List each line holding the string "Beauty".

+++ Data shown +++

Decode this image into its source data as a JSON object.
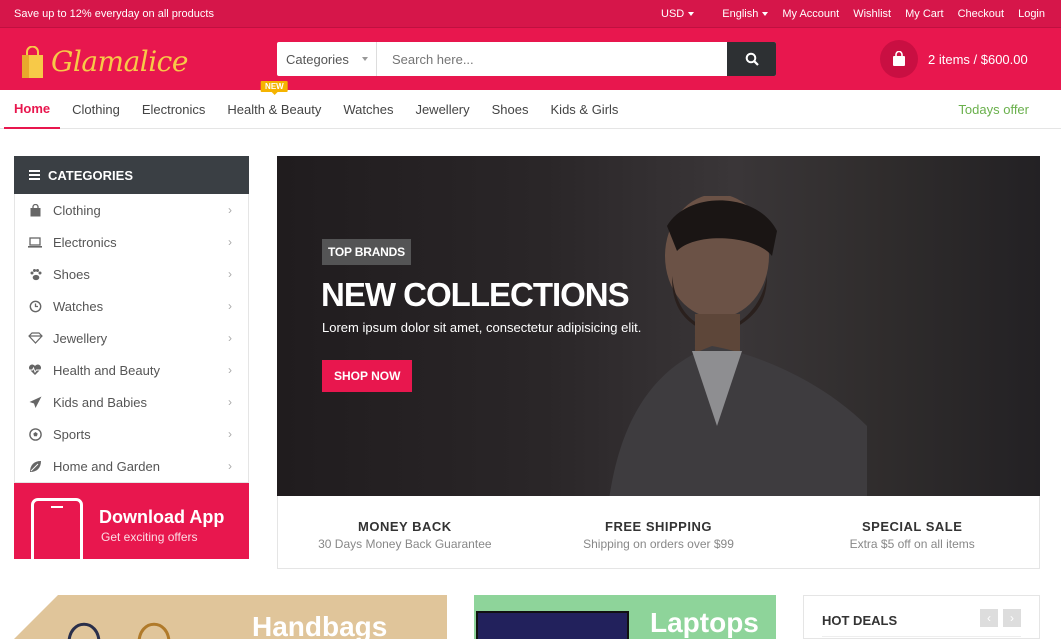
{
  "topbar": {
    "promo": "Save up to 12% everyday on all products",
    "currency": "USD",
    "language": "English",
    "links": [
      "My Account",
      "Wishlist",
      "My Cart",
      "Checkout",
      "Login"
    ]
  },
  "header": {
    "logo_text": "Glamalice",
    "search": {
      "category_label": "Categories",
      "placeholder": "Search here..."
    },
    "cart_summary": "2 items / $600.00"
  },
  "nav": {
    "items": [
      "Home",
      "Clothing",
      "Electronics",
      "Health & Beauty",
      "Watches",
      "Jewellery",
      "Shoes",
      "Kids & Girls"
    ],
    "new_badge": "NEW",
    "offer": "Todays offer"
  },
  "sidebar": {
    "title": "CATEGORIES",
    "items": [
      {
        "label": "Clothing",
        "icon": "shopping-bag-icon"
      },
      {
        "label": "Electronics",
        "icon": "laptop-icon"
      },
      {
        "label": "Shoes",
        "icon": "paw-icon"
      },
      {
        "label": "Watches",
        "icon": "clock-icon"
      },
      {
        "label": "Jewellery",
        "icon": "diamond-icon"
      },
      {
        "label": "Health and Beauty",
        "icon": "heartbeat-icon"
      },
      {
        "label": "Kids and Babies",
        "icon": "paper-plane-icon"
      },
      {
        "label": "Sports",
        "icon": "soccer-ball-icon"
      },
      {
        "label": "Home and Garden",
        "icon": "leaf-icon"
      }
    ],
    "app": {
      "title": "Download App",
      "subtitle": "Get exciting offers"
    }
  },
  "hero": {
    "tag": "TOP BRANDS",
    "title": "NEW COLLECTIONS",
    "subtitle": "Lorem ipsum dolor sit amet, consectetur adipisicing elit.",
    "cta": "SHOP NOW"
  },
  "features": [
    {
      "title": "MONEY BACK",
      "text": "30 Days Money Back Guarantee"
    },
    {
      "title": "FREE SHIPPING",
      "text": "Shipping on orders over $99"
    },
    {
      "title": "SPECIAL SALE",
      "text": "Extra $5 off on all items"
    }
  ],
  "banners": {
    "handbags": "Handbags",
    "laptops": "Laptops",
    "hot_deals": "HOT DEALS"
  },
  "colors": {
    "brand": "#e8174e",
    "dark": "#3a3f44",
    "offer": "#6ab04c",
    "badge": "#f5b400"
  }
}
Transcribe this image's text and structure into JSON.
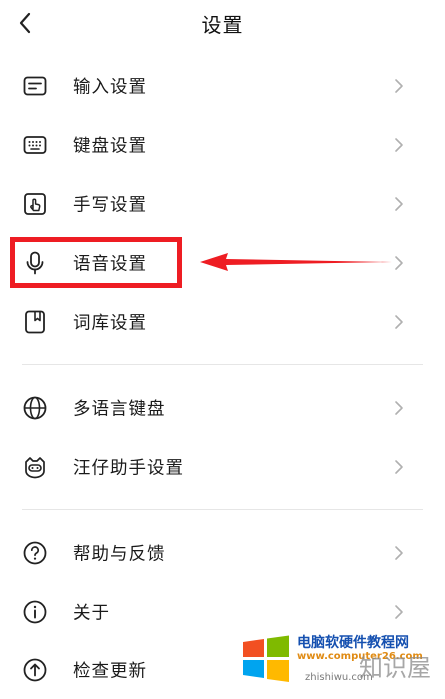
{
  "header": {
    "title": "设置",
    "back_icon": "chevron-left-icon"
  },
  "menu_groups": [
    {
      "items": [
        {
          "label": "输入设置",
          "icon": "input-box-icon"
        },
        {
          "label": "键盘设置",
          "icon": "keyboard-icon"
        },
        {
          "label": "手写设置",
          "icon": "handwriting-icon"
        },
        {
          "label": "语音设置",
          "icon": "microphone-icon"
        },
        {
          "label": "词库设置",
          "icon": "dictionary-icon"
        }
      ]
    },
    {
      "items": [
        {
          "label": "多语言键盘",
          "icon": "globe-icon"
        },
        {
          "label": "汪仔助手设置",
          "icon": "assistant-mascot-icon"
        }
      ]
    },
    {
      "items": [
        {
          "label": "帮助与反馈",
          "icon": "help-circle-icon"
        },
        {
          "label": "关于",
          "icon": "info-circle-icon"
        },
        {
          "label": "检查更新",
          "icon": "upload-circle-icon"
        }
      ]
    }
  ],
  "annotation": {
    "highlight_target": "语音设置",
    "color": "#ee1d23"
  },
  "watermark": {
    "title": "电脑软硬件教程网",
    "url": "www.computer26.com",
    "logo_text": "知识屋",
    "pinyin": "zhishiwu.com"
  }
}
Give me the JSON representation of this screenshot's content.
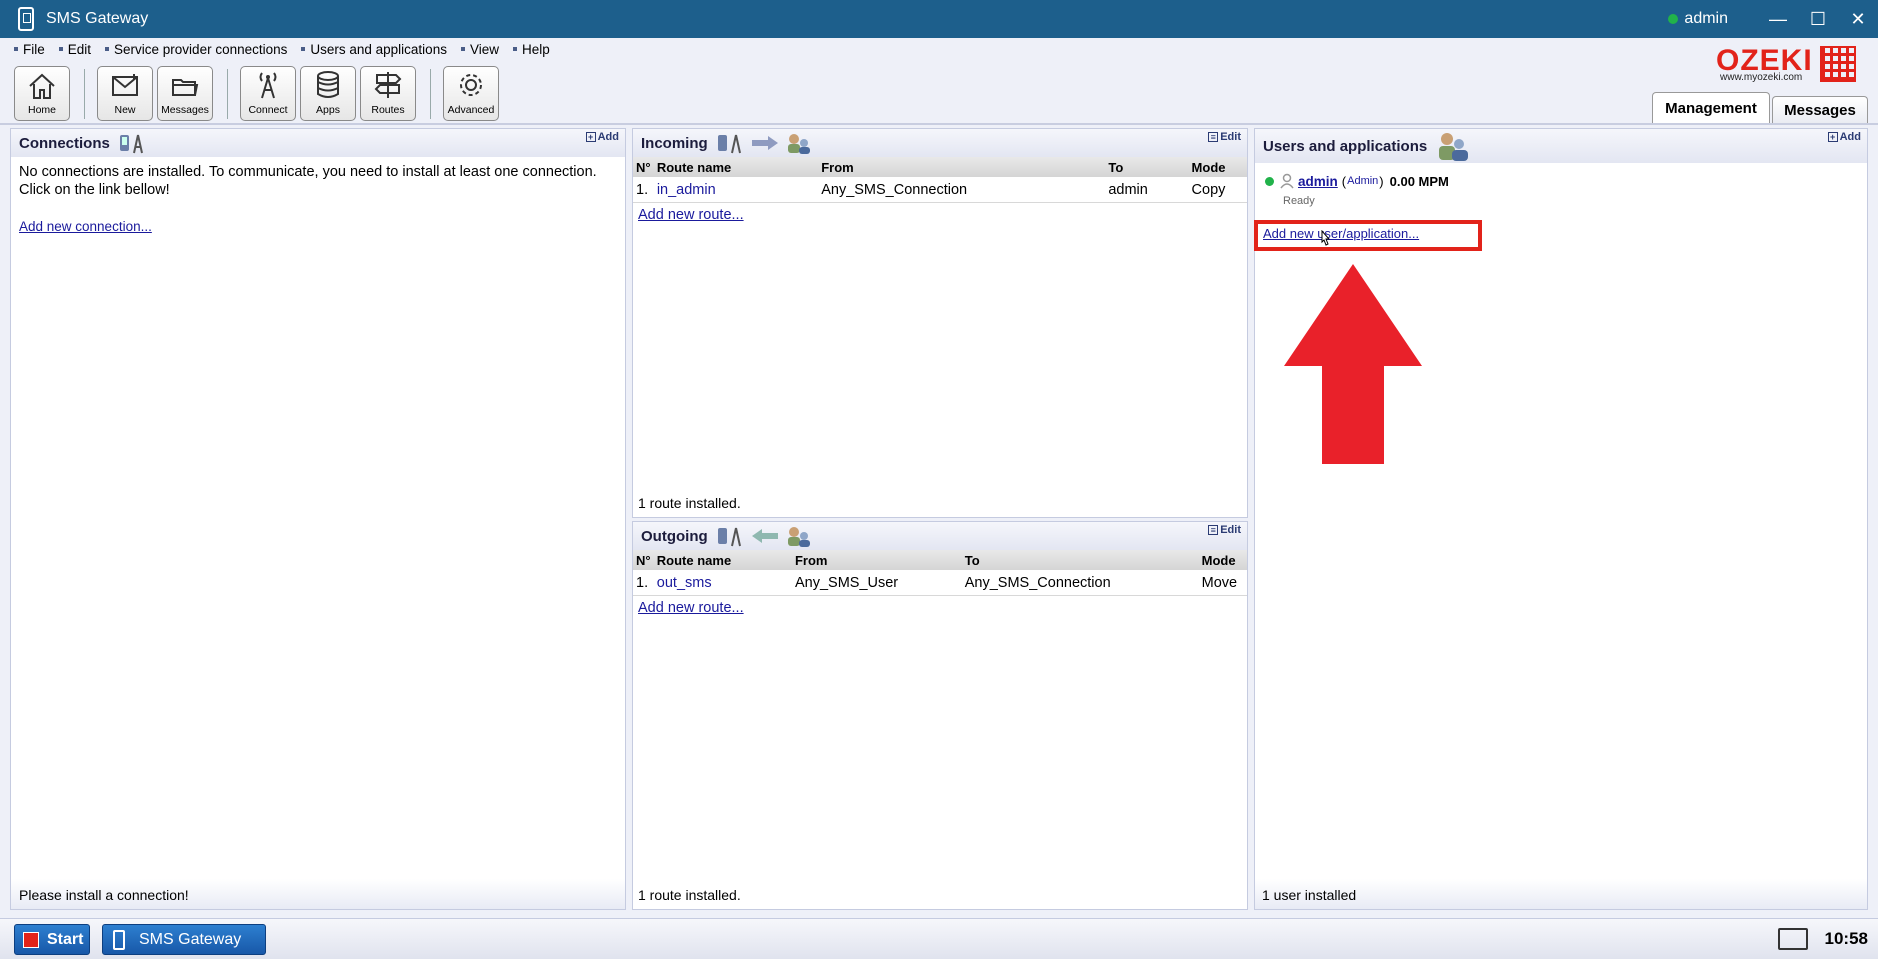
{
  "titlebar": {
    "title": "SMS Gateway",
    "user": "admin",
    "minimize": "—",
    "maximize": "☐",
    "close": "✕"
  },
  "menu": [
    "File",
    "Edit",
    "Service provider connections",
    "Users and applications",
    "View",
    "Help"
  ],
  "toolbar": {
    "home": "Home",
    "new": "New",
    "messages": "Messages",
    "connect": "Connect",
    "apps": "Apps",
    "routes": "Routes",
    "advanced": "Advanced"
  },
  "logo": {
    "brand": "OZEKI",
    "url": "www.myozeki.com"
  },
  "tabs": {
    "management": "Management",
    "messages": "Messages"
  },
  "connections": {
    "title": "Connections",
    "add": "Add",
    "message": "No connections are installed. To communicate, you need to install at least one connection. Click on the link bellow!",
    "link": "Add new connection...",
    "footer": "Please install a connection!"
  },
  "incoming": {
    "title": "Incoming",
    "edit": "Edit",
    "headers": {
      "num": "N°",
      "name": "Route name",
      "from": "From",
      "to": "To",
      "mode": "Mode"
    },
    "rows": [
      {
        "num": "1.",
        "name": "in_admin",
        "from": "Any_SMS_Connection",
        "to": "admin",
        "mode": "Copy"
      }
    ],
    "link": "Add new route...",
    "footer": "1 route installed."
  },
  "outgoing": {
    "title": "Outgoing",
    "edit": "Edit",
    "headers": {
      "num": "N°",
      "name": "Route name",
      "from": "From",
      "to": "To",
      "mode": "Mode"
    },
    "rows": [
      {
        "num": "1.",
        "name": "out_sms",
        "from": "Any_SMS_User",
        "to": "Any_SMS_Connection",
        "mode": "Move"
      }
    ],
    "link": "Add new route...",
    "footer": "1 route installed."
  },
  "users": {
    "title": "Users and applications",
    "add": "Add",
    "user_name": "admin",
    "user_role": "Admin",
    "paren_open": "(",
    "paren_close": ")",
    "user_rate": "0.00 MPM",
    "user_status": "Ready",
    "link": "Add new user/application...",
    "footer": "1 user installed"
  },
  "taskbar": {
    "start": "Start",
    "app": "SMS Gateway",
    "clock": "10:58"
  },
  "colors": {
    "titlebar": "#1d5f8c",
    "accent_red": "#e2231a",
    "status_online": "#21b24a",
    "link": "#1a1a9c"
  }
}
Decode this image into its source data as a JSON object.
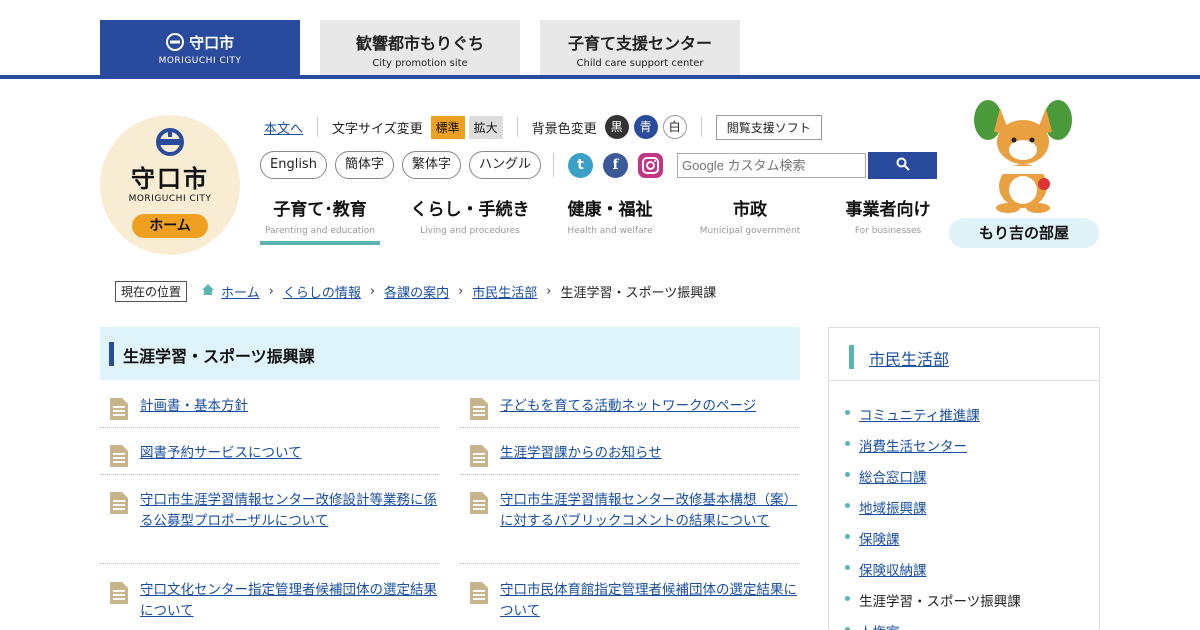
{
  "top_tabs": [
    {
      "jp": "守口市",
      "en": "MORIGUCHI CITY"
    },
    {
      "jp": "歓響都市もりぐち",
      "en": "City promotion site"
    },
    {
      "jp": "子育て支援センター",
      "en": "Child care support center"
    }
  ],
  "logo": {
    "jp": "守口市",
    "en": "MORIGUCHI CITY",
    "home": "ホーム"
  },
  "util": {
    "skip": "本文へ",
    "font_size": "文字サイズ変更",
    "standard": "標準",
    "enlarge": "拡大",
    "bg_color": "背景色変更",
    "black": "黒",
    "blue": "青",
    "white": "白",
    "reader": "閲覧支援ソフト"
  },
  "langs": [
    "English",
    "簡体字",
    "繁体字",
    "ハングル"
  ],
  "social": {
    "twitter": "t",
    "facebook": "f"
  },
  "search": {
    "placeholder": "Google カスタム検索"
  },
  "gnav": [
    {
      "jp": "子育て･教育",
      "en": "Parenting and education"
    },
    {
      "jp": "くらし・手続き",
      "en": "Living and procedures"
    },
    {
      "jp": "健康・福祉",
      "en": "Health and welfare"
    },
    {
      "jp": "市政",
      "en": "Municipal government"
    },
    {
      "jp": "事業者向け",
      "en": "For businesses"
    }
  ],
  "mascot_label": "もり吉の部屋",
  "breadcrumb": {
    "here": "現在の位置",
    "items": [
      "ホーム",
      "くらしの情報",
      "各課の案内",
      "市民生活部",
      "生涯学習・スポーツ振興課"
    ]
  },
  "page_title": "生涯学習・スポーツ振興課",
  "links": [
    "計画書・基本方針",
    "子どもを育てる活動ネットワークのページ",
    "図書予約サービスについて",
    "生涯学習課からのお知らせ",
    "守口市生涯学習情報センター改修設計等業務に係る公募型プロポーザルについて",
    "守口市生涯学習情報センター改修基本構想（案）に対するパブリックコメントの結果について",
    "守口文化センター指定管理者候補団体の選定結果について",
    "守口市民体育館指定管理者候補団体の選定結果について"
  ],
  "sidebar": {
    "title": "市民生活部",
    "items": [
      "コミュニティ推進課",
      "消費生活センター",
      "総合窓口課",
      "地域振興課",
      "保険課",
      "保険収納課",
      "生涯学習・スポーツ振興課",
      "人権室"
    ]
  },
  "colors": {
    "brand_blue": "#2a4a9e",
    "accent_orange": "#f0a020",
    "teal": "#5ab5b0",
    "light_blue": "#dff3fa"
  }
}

+++

### The answer
      "Health & Beauty",
        "label": "Health and Beauty",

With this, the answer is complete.